** start RECORDS PROVIDED **

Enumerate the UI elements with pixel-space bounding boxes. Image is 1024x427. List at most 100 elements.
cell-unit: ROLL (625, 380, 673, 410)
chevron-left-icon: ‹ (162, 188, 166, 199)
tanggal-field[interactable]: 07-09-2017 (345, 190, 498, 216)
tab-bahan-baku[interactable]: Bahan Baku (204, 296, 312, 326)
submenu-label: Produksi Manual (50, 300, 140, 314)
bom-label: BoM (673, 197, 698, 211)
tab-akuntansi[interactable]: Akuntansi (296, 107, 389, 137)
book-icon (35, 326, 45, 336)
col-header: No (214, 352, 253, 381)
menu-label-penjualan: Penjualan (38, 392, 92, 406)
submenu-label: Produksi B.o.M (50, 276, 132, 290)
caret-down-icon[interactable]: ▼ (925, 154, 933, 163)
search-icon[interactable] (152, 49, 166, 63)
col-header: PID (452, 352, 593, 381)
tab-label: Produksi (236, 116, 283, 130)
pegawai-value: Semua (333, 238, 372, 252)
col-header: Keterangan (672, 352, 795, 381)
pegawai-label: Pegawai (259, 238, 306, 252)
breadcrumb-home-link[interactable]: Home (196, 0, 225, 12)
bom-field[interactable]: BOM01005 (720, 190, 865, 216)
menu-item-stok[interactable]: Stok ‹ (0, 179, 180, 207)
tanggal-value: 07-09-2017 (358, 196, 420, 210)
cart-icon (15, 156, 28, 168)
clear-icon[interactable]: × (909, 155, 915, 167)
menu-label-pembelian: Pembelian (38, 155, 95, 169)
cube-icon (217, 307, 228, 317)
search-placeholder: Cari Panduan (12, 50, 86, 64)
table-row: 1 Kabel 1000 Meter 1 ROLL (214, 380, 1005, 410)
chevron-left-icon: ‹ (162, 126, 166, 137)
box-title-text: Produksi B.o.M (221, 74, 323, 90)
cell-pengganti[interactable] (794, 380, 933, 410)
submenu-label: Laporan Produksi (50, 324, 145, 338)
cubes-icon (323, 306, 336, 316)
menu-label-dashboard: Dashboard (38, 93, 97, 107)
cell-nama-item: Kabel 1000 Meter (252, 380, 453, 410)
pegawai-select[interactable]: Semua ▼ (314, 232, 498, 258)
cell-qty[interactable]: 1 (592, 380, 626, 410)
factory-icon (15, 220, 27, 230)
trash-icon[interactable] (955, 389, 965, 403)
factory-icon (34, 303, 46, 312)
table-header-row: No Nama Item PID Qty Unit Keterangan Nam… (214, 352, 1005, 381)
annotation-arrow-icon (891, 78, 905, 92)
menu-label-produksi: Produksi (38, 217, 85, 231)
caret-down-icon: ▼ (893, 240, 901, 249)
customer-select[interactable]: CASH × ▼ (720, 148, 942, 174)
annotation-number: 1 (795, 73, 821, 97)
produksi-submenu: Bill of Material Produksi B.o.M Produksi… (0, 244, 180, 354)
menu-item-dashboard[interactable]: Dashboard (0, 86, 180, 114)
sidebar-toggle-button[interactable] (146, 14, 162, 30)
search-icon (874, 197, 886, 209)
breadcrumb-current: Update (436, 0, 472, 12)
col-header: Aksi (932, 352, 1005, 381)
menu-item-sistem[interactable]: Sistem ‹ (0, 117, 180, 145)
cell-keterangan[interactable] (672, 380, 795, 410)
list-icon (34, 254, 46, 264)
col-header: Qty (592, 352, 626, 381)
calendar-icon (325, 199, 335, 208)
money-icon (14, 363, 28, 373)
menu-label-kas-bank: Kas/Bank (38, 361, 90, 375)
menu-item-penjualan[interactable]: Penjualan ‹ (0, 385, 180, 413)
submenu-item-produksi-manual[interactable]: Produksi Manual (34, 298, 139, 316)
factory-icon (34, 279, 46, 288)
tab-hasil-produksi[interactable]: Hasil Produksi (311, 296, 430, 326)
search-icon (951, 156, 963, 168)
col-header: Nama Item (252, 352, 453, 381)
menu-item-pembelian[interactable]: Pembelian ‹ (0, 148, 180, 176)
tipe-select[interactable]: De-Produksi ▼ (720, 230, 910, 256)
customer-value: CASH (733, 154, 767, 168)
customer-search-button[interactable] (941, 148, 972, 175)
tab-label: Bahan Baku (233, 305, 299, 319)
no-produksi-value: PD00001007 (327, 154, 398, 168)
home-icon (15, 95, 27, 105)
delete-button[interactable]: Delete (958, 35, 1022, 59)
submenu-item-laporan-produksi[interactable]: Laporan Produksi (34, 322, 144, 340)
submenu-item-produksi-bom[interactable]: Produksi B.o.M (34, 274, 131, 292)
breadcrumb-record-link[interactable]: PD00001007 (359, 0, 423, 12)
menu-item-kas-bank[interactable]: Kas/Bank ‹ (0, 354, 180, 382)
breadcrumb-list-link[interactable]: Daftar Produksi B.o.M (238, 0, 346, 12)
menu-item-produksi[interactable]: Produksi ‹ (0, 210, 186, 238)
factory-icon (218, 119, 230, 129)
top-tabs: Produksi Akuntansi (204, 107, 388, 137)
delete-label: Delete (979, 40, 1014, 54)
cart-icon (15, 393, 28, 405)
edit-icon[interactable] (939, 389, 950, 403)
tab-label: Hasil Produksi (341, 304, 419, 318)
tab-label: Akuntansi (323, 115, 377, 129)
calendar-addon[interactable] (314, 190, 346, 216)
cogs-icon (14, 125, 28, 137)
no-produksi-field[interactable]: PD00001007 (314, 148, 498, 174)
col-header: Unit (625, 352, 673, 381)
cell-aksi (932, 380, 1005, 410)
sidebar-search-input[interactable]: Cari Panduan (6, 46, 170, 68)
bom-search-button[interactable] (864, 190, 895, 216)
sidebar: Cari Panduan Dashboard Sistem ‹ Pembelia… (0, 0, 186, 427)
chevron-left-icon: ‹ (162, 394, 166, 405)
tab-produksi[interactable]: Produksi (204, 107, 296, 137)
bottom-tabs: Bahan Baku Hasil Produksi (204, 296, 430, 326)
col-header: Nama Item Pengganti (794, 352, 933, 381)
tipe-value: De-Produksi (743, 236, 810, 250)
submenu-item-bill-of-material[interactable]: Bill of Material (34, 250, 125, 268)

** end RECORDS PROVIDED **

> [DO THIS] Rewrite the data above, replacing "Semua" with "All" wherever it occurs and leaving every other line unchanged.

> [ANSWER FOR THE TASK]
Enumerate the UI elements with pixel-space bounding boxes. Image is 1024x427. List at most 100 elements.
cell-unit: ROLL (625, 380, 673, 410)
chevron-left-icon: ‹ (162, 188, 166, 199)
tanggal-field[interactable]: 07-09-2017 (345, 190, 498, 216)
tab-bahan-baku[interactable]: Bahan Baku (204, 296, 312, 326)
submenu-label: Produksi Manual (50, 300, 140, 314)
bom-label: BoM (673, 197, 698, 211)
tab-akuntansi[interactable]: Akuntansi (296, 107, 389, 137)
book-icon (35, 326, 45, 336)
col-header: No (214, 352, 253, 381)
menu-label-penjualan: Penjualan (38, 392, 92, 406)
submenu-label: Produksi B.o.M (50, 276, 132, 290)
caret-down-icon[interactable]: ▼ (925, 154, 933, 163)
search-icon[interactable] (152, 49, 166, 63)
col-header: PID (452, 352, 593, 381)
tab-label: Produksi (236, 116, 283, 130)
pegawai-value: All (333, 238, 372, 252)
col-header: Keterangan (672, 352, 795, 381)
pegawai-label: Pegawai (259, 238, 306, 252)
breadcrumb-home-link[interactable]: Home (196, 0, 225, 12)
bom-field[interactable]: BOM01005 (720, 190, 865, 216)
menu-item-stok[interactable]: Stok ‹ (0, 179, 180, 207)
tanggal-value: 07-09-2017 (358, 196, 420, 210)
cart-icon (15, 156, 28, 168)
clear-icon[interactable]: × (909, 155, 915, 167)
menu-label-pembelian: Pembelian (38, 155, 95, 169)
cube-icon (217, 307, 228, 317)
search-placeholder: Cari Panduan (12, 50, 86, 64)
table-row: 1 Kabel 1000 Meter 1 ROLL (214, 380, 1005, 410)
chevron-left-icon: ‹ (162, 126, 166, 137)
box-title-text: Produksi B.o.M (221, 74, 323, 90)
cell-pengganti[interactable] (794, 380, 933, 410)
submenu-label: Laporan Produksi (50, 324, 145, 338)
cubes-icon (323, 306, 336, 316)
menu-label-dashboard: Dashboard (38, 93, 97, 107)
cell-nama-item: Kabel 1000 Meter (252, 380, 453, 410)
pegawai-select[interactable]: All ▼ (314, 232, 498, 258)
cell-qty[interactable]: 1 (592, 380, 626, 410)
factory-icon (15, 220, 27, 230)
trash-icon[interactable] (955, 389, 965, 403)
factory-icon (34, 303, 46, 312)
table-header-row: No Nama Item PID Qty Unit Keterangan Nam… (214, 352, 1005, 381)
annotation-arrow-icon (891, 78, 905, 92)
menu-label-produksi: Produksi (38, 217, 85, 231)
caret-down-icon: ▼ (893, 240, 901, 249)
customer-select[interactable]: CASH × ▼ (720, 148, 942, 174)
annotation-number: 1 (795, 73, 821, 97)
produksi-submenu: Bill of Material Produksi B.o.M Produksi… (0, 244, 180, 354)
menu-item-dashboard[interactable]: Dashboard (0, 86, 180, 114)
sidebar-toggle-button[interactable] (146, 14, 162, 30)
search-icon (874, 197, 886, 209)
breadcrumb-current: Update (436, 0, 472, 12)
col-header: Aksi (932, 352, 1005, 381)
menu-item-sistem[interactable]: Sistem ‹ (0, 117, 180, 145)
cell-keterangan[interactable] (672, 380, 795, 410)
list-icon (34, 254, 46, 264)
col-header: Qty (592, 352, 626, 381)
calendar-icon (325, 199, 335, 208)
money-icon (14, 363, 28, 373)
menu-label-kas-bank: Kas/Bank (38, 361, 90, 375)
menu-item-penjualan[interactable]: Penjualan ‹ (0, 385, 180, 413)
submenu-item-produksi-manual[interactable]: Produksi Manual (34, 298, 139, 316)
factory-icon (34, 279, 46, 288)
tab-hasil-produksi[interactable]: Hasil Produksi (311, 296, 430, 326)
search-icon (951, 156, 963, 168)
col-header: Nama Item (252, 352, 453, 381)
menu-item-pembelian[interactable]: Pembelian ‹ (0, 148, 180, 176)
tipe-select[interactable]: De-Produksi ▼ (720, 230, 910, 256)
customer-value: CASH (733, 154, 767, 168)
customer-search-button[interactable] (941, 148, 972, 175)
tab-label: Bahan Baku (233, 305, 299, 319)
no-produksi-value: PD00001007 (327, 154, 398, 168)
home-icon (15, 95, 27, 105)
delete-button[interactable]: Delete (958, 35, 1022, 59)
submenu-item-laporan-produksi[interactable]: Laporan Produksi (34, 322, 144, 340)
submenu-item-produksi-bom[interactable]: Produksi B.o.M (34, 274, 131, 292)
breadcrumb-record-link[interactable]: PD00001007 (359, 0, 423, 12)
menu-item-kas-bank[interactable]: Kas/Bank ‹ (0, 354, 180, 382)
breadcrumb-list-link[interactable]: Daftar Produksi B.o.M (238, 0, 346, 12)
menu-item-produksi[interactable]: Produksi ‹ (0, 210, 186, 238)
factory-icon (218, 119, 230, 129)
top-tabs: Produksi Akuntansi (204, 107, 388, 137)
delete-label: Delete (979, 40, 1014, 54)
cart-icon (15, 393, 28, 405)
edit-icon[interactable] (939, 389, 950, 403)
tab-label: Hasil Produksi (341, 304, 419, 318)
tab-label: Akuntansi (323, 115, 377, 129)
calendar-addon[interactable] (314, 190, 346, 216)
cogs-icon (14, 125, 28, 137)
no-produksi-field[interactable]: PD00001007 (314, 148, 498, 174)
col-header: Unit (625, 352, 673, 381)
cell-aksi (932, 380, 1005, 410)
sidebar-search-input[interactable]: Cari Panduan (6, 46, 170, 68)
bom-search-button[interactable] (864, 190, 895, 216)
sidebar: Cari Panduan Dashboard Sistem ‹ Pembelia… (0, 0, 186, 427)
chevron-left-icon: ‹ (162, 394, 166, 405)
tab-produksi[interactable]: Produksi (204, 107, 296, 137)
bottom-tabs: Bahan Baku Hasil Produksi (204, 296, 430, 326)
col-header: Nama Item Pengganti (794, 352, 933, 381)
tipe-value: De-Produksi (743, 236, 810, 250)
submenu-item-bill-of-material[interactable]: Bill of Material (34, 250, 125, 268)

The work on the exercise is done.